◆ **INPUT ROWS**:

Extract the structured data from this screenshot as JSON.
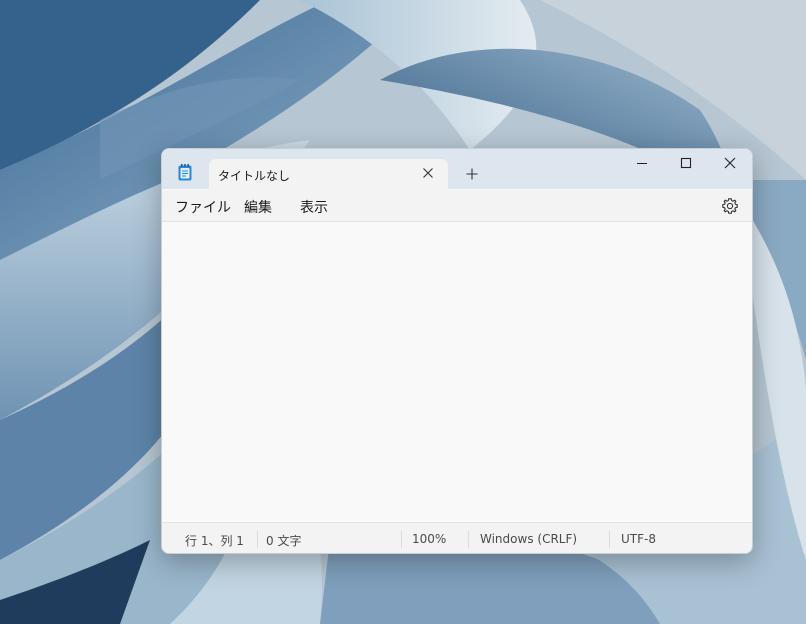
{
  "window": {
    "tab_title": "タイトルなし",
    "icons": {
      "app": "notepad-icon",
      "tab_close": "close-icon",
      "new_tab": "plus-icon",
      "minimize": "minimize-icon",
      "maximize": "maximize-icon",
      "close": "close-icon",
      "settings": "gear-icon"
    }
  },
  "menu": {
    "file": "ファイル",
    "edit": "編集",
    "view": "表示"
  },
  "editor": {
    "content": ""
  },
  "status": {
    "position": "行 1、列 1",
    "char_count": "0 文字",
    "zoom": "100%",
    "line_ending": "Windows (CRLF)",
    "encoding": "UTF-8"
  },
  "colors": {
    "titlebar": "#dde5ee",
    "tab": "#f3f3f3",
    "editor_bg": "#f9f9f9",
    "accent_icon": "#2b88d8"
  }
}
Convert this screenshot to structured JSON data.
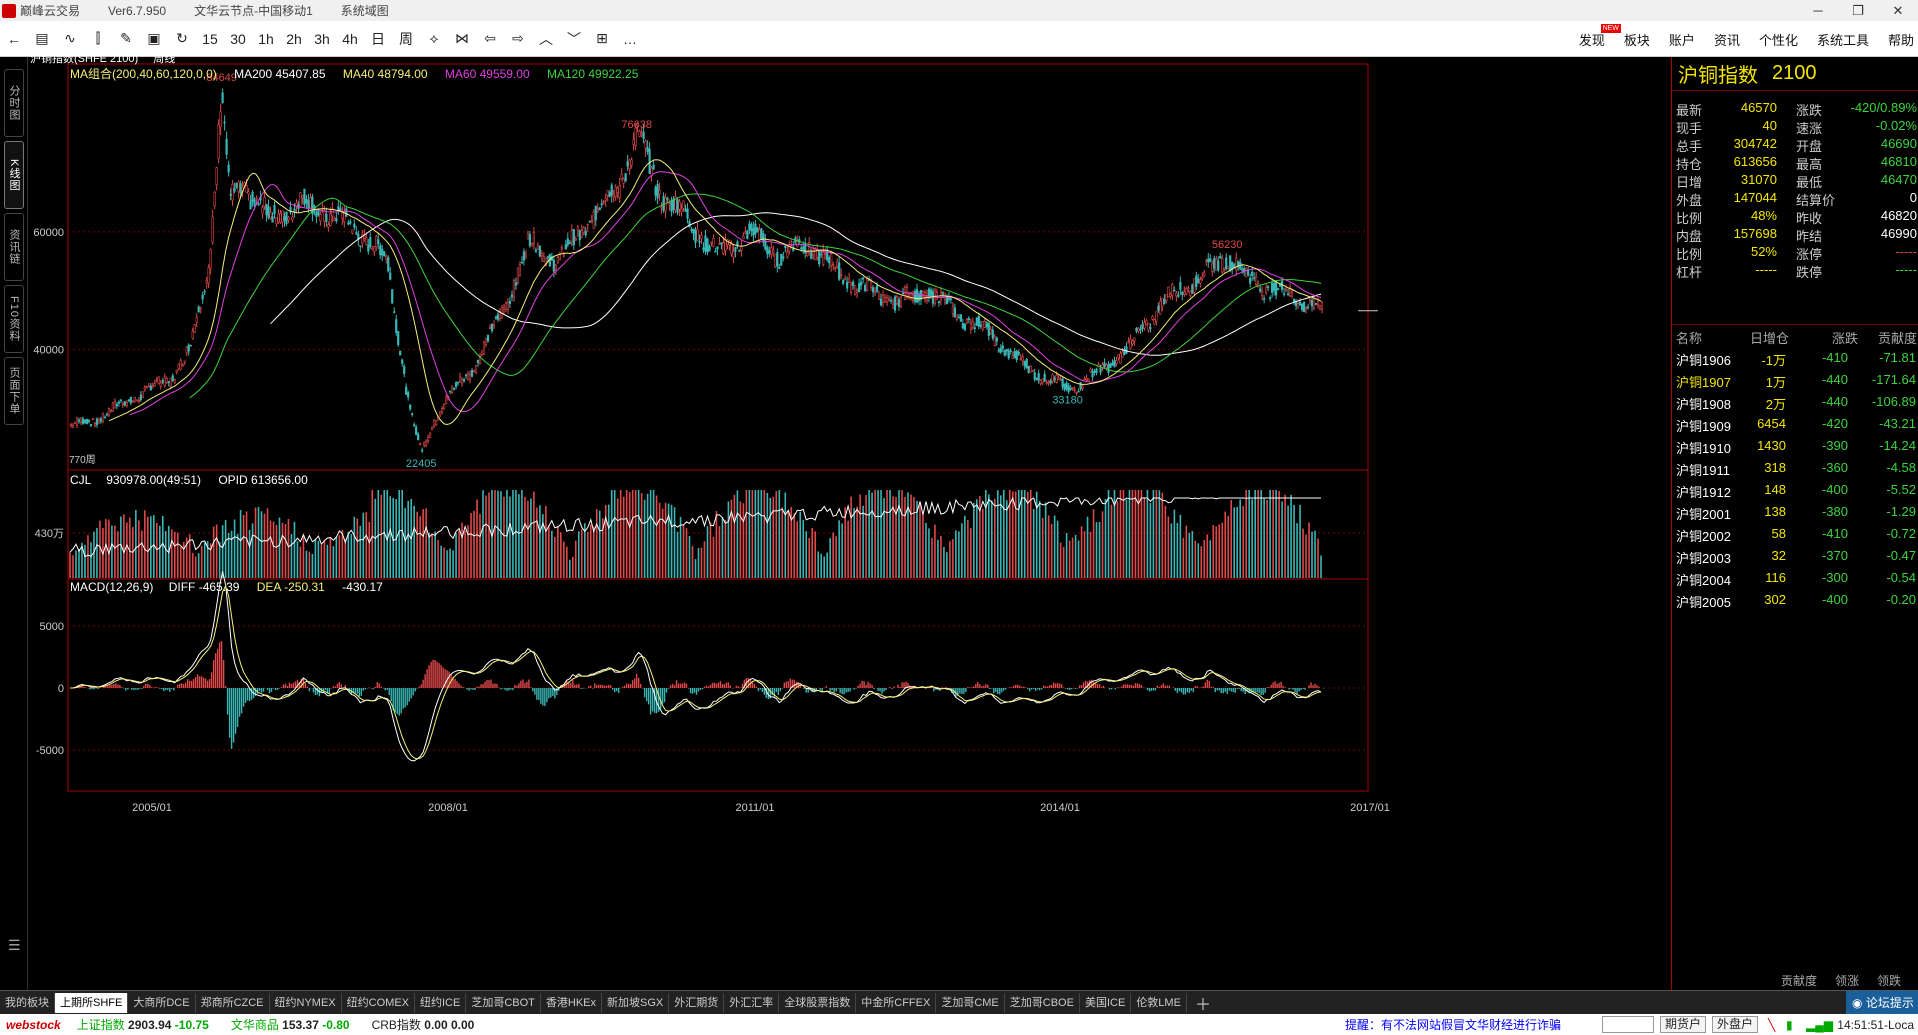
{
  "titlebar": {
    "app": "巅峰云交易",
    "version": "Ver6.7.950",
    "node": "文华云节点-中国移动1",
    "menu": "系统域图"
  },
  "toolbar": {
    "periods": [
      "15",
      "30",
      "1h",
      "2h",
      "3h",
      "4h",
      "日",
      "周"
    ],
    "menu": [
      "发现",
      "板块",
      "账户",
      "资讯",
      "个性化",
      "系统工具",
      "帮助"
    ],
    "new_badge": "NEW"
  },
  "left_tabs": [
    "分时图",
    "K线图",
    "资讯链",
    "F10资料",
    "页面下单"
  ],
  "chart": {
    "contract": "沪铜指数(SHFE 2100)",
    "period": "周线",
    "ma_label": "MA组合(200,40,60,120,0,0)",
    "ma200": "MA200 45407.85",
    "ma40": "MA40 48794.00",
    "ma60": "MA60 49559.00",
    "ma120": "MA120 49922.25",
    "cjl_label": "CJL",
    "cjl_value": "930978.00(49:51)",
    "opid": "OPID 613656.00",
    "macd_label": "MACD(12,26,9)",
    "diff": "DIFF -465.39",
    "dea": "DEA -250.31",
    "macd_val": "-430.17",
    "price_ticks": [
      "60000",
      "40000"
    ],
    "vol_tick": "430万",
    "macd_ticks": [
      "5000",
      "0",
      "-5000"
    ],
    "date_ticks": [
      "2005/01",
      "2008/01",
      "2011/01",
      "2014/01",
      "2017/01"
    ],
    "annotations": [
      "84649",
      "76638",
      "22405",
      "56230",
      "33180",
      "770周"
    ],
    "price_last": "46570",
    "colors": {
      "up": "#e0484a",
      "down": "#39b7b6",
      "ma200": "#ffffff",
      "ma40": "#f5f07a",
      "ma60": "#e040e0",
      "ma120": "#3fd23f"
    }
  },
  "quote": {
    "name": "沪铜指数",
    "code": "2100",
    "left": [
      {
        "label": "最新",
        "value": "46570"
      },
      {
        "label": "现手",
        "value": "40"
      },
      {
        "label": "总手",
        "value": "304742"
      },
      {
        "label": "持仓",
        "value": "613656"
      },
      {
        "label": "日增",
        "value": "31070"
      },
      {
        "label": "外盘",
        "value": "147044"
      },
      {
        "label": "比例",
        "value": "48%"
      },
      {
        "label": "内盘",
        "value": "157698"
      },
      {
        "label": "比例",
        "value": "52%"
      },
      {
        "label": "杠杆",
        "value": "-----"
      }
    ],
    "right": [
      {
        "label": "涨跌",
        "value": "-420/0.89%",
        "color": "#3fd23f"
      },
      {
        "label": "速涨",
        "value": "-0.02%",
        "color": "#3fd23f"
      },
      {
        "label": "开盘",
        "value": "46690",
        "color": "#3fd23f"
      },
      {
        "label": "最高",
        "value": "46810",
        "color": "#3fd23f"
      },
      {
        "label": "最低",
        "value": "46470",
        "color": "#3fd23f"
      },
      {
        "label": "结算价",
        "value": "0",
        "color": "#ffffff"
      },
      {
        "label": "昨收",
        "value": "46820",
        "color": "#ffffff"
      },
      {
        "label": "昨结",
        "value": "46990",
        "color": "#ffffff"
      },
      {
        "label": "涨停",
        "value": "-----",
        "color": "#e0484a"
      },
      {
        "label": "跌停",
        "value": "-----",
        "color": "#3fd23f"
      }
    ],
    "list_header": [
      "名称",
      "日增仓",
      "涨跌",
      "贡献度"
    ],
    "contracts": [
      {
        "name": "沪铜1906",
        "oi": "-1万",
        "chg": "-410",
        "contrib": "-71.81",
        "highlight": false
      },
      {
        "name": "沪铜1907",
        "oi": "1万",
        "chg": "-440",
        "contrib": "-171.64",
        "highlight": true
      },
      {
        "name": "沪铜1908",
        "oi": "2万",
        "chg": "-440",
        "contrib": "-106.89",
        "highlight": false
      },
      {
        "name": "沪铜1909",
        "oi": "6454",
        "chg": "-420",
        "contrib": "-43.21",
        "highlight": false
      },
      {
        "name": "沪铜1910",
        "oi": "1430",
        "chg": "-390",
        "contrib": "-14.24",
        "highlight": false
      },
      {
        "name": "沪铜1911",
        "oi": "318",
        "chg": "-360",
        "contrib": "-4.58",
        "highlight": false
      },
      {
        "name": "沪铜1912",
        "oi": "148",
        "chg": "-400",
        "contrib": "-5.52",
        "highlight": false
      },
      {
        "name": "沪铜2001",
        "oi": "138",
        "chg": "-380",
        "contrib": "-1.29",
        "highlight": false
      },
      {
        "name": "沪铜2002",
        "oi": "58",
        "chg": "-410",
        "contrib": "-0.72",
        "highlight": false
      },
      {
        "name": "沪铜2003",
        "oi": "32",
        "chg": "-370",
        "contrib": "-0.47",
        "highlight": false
      },
      {
        "name": "沪铜2004",
        "oi": "116",
        "chg": "-300",
        "contrib": "-0.54",
        "highlight": false
      },
      {
        "name": "沪铜2005",
        "oi": "302",
        "chg": "-400",
        "contrib": "-0.20",
        "highlight": false
      }
    ],
    "bottom_tabs": [
      "贡献度",
      "领涨",
      "领跌"
    ]
  },
  "exchange_tabs": [
    "我的板块",
    "上期所SHFE",
    "大商所DCE",
    "郑商所CZCE",
    "纽约NYMEX",
    "纽约COMEX",
    "纽约ICE",
    "芝加哥CBOT",
    "香港HKEx",
    "新加坡SGX",
    "外汇期货",
    "外汇汇率",
    "全球股票指数",
    "中金所CFFEX",
    "芝加哥CME",
    "芝加哥CBOE",
    "美国ICE",
    "伦敦LME"
  ],
  "exchange_active": 1,
  "forum": "论坛提示",
  "status": {
    "brand": "webstock",
    "sh_label": "上证指数",
    "sh_value": "2903.94",
    "sh_chg": "-10.75",
    "wh_label": "文华商品",
    "wh_value": "153.37",
    "wh_chg": "-0.80",
    "crb_label": "CRB指数",
    "crb_value": "0.00",
    "crb_chg": "0.00",
    "notice": "提醒：有不法网站假冒文华财经进行诈骗",
    "btn1": "期货户",
    "btn2": "外盘户",
    "clock": "14:51:51-Loca"
  }
}
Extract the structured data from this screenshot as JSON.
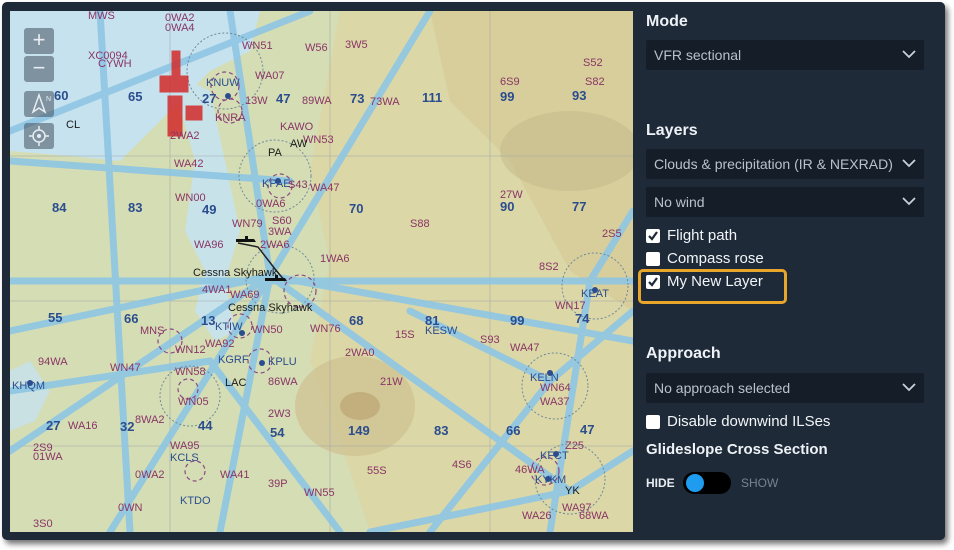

◆ **PROMPT**: What is needed is an exact reproduction of the data, pictures excluded.

◆ **TASK SOLUTION**:
Extract the structured data from this screenshot as JSON.
{
  "window": {
    "tab_title": "タイトルなし",
    "icons": {
      "app": "notepad-icon",
      "tab_close": "close-icon",
      "new_tab": "plus-icon",
      "minimize": "minimize-icon",
      "maximize": "maximize-icon",
      "close": "close-icon",
      "settings": "gear-icon"
    }
  },
  "menu": {
    "file": "ファイル",
    "edit": "編集",
    "view": "表示"
  },
  "editor": {
    "content": ""
  },
  "status": {
    "position": "行 1、列 1",
    "char_count": "0 文字",
    "zoom": "100%",
    "line_ending": "Windows (CRLF)",
    "encoding": "UTF-8"
  },
  "colors": {
    "titlebar": "#dde5ee",
    "tab": "#f3f3f3",
    "editor_bg": "#f9f9f9",
    "accent_icon": "#2b88d8"
  }
}
Convert this screenshot to structured JSON data.
{
  "titlebar": {
    "app": "巅峰云交易",
    "version": "Ver6.7.950",
    "node": "文华云节点-中国移动1",
    "menu": "系统域图"
  },
  "toolbar": {
    "periods": [
      "15",
      "30",
      "1h",
      "2h",
      "3h",
      "4h",
      "日",
      "周"
    ],
    "menu": [
      "发现",
      "板块",
      "账户",
      "资讯",
      "个性化",
      "系统工具",
      "帮助"
    ],
    "new_badge": "NEW"
  },
  "left_tabs": [
    "分时图",
    "K线图",
    "资讯链",
    "F10资料",
    "页面下单"
  ],
  "chart": {
    "contract": "沪铜指数(SHFE 2100)",
    "period": "周线",
    "ma_label": "MA组合(200,40,60,120,0,0)",
    "ma200": "MA200 45407.85",
    "ma40": "MA40 48794.00",
    "ma60": "MA60 49559.00",
    "ma120": "MA120 49922.25",
    "cjl_label": "CJL",
    "cjl_value": "930978.00(49:51)",
    "opid": "OPID 613656.00",
    "macd_label": "MACD(12,26,9)",
    "diff": "DIFF -465.39",
    "dea": "DEA -250.31",
    "macd_val": "-430.17",
    "price_ticks": [
      "60000",
      "40000"
    ],
    "vol_tick": "430万",
    "macd_ticks": [
      "5000",
      "0",
      "-5000"
    ],
    "date_ticks": [
      "2005/01",
      "2008/01",
      "2011/01",
      "2014/01",
      "2017/01"
    ],
    "annotations": [
      "84649",
      "76638",
      "22405",
      "56230",
      "33180",
      "770周"
    ],
    "price_last": "46570",
    "colors": {
      "up": "#e0484a",
      "down": "#39b7b6",
      "ma200": "#ffffff",
      "ma40": "#f5f07a",
      "ma60": "#e040e0",
      "ma120": "#3fd23f"
    }
  },
  "quote": {
    "name": "沪铜指数",
    "code": "2100",
    "left": [
      {
        "label": "最新",
        "value": "46570"
      },
      {
        "label": "现手",
        "value": "40"
      },
      {
        "label": "总手",
        "value": "304742"
      },
      {
        "label": "持仓",
        "value": "613656"
      },
      {
        "label": "日增",
        "value": "31070"
      },
      {
        "label": "外盘",
        "value": "147044"
      },
      {
        "label": "比例",
        "value": "48%"
      },
      {
        "label": "内盘",
        "value": "157698"
      },
      {
        "label": "比例",
        "value": "52%"
      },
      {
        "label": "杠杆",
        "value": "-----"
      }
    ],
    "right": [
      {
        "label": "涨跌",
        "value": "-420/0.89%",
        "color": "#3fd23f"
      },
      {
        "label": "速涨",
        "value": "-0.02%",
        "color": "#3fd23f"
      },
      {
        "label": "开盘",
        "value": "46690",
        "color": "#3fd23f"
      },
      {
        "label": "最高",
        "value": "46810",
        "color": "#3fd23f"
      },
      {
        "label": "最低",
        "value": "46470",
        "color": "#3fd23f"
      },
      {
        "label": "结算价",
        "value": "0",
        "color": "#ffffff"
      },
      {
        "label": "昨收",
        "value": "46820",
        "color": "#ffffff"
      },
      {
        "label": "昨结",
        "value": "46990",
        "color": "#ffffff"
      },
      {
        "label": "涨停",
        "value": "-----",
        "color": "#e0484a"
      },
      {
        "label": "跌停",
        "value": "-----",
        "color": "#3fd23f"
      }
    ],
    "list_header": [
      "名称",
      "日增仓",
      "涨跌",
      "贡献度"
    ],
    "contracts": [
      {
        "name": "沪铜1906",
        "oi": "-1万",
        "chg": "-410",
        "contrib": "-71.81",
        "highlight": false
      },
      {
        "name": "沪铜1907",
        "oi": "1万",
        "chg": "-440",
        "contrib": "-171.64",
        "highlight": true
      },
      {
        "name": "沪铜1908",
        "oi": "2万",
        "chg": "-440",
        "contrib": "-106.89",
        "highlight": false
      },
      {
        "name": "沪铜1909",
        "oi": "6454",
        "chg": "-420",
        "contrib": "-43.21",
        "highlight": false
      },
      {
        "name": "沪铜1910",
        "oi": "1430",
        "chg": "-390",
        "contrib": "-14.24",
        "highlight": false
      },
      {
        "name": "沪铜1911",
        "oi": "318",
        "chg": "-360",
        "contrib": "-4.58",
        "highlight": false
      },
      {
        "name": "沪铜1912",
        "oi": "148",
        "chg": "-400",
        "contrib": "-5.52",
        "highlight": false
      },
      {
        "name": "沪铜2001",
        "oi": "138",
        "chg": "-380",
        "contrib": "-1.29",
        "highlight": false
      },
      {
        "name": "沪铜2002",
        "oi": "58",
        "chg": "-410",
        "contrib": "-0.72",
        "highlight": false
      },
      {
        "name": "沪铜2003",
        "oi": "32",
        "chg": "-370",
        "contrib": "-0.47",
        "highlight": false
      },
      {
        "name": "沪铜2004",
        "oi": "116",
        "chg": "-300",
        "contrib": "-0.54",
        "highlight": false
      },
      {
        "name": "沪铜2005",
        "oi": "302",
        "chg": "-400",
        "contrib": "-0.20",
        "highlight": false
      }
    ],
    "bottom_tabs": [
      "贡献度",
      "领涨",
      "领跌"
    ]
  },
  "exchange_tabs": [
    "我的板块",
    "上期所SHFE",
    "大商所DCE",
    "郑商所CZCE",
    "纽约NYMEX",
    "纽约COMEX",
    "纽约ICE",
    "芝加哥CBOT",
    "香港HKEx",
    "新加坡SGX",
    "外汇期货",
    "外汇汇率",
    "全球股票指数",
    "中金所CFFEX",
    "芝加哥CME",
    "芝加哥CBOE",
    "美国ICE",
    "伦敦LME"
  ],
  "exchange_active": 1,
  "forum": "论坛提示",
  "status": {
    "brand": "webstock",
    "sh_label": "上证指数",
    "sh_value": "2903.94",
    "sh_chg": "-10.75",
    "wh_label": "文华商品",
    "wh_value": "153.37",
    "wh_chg": "-0.80",
    "crb_label": "CRB指数",
    "crb_value": "0.00",
    "crb_chg": "0.00",
    "notice": "提醒：有不法网站假冒文华财经进行诈骗",
    "btn1": "期货户",
    "btn2": "外盘户",
    "clock": "14:51:51-Loca"
  }
}
Extract the structured data from this screenshot as JSON.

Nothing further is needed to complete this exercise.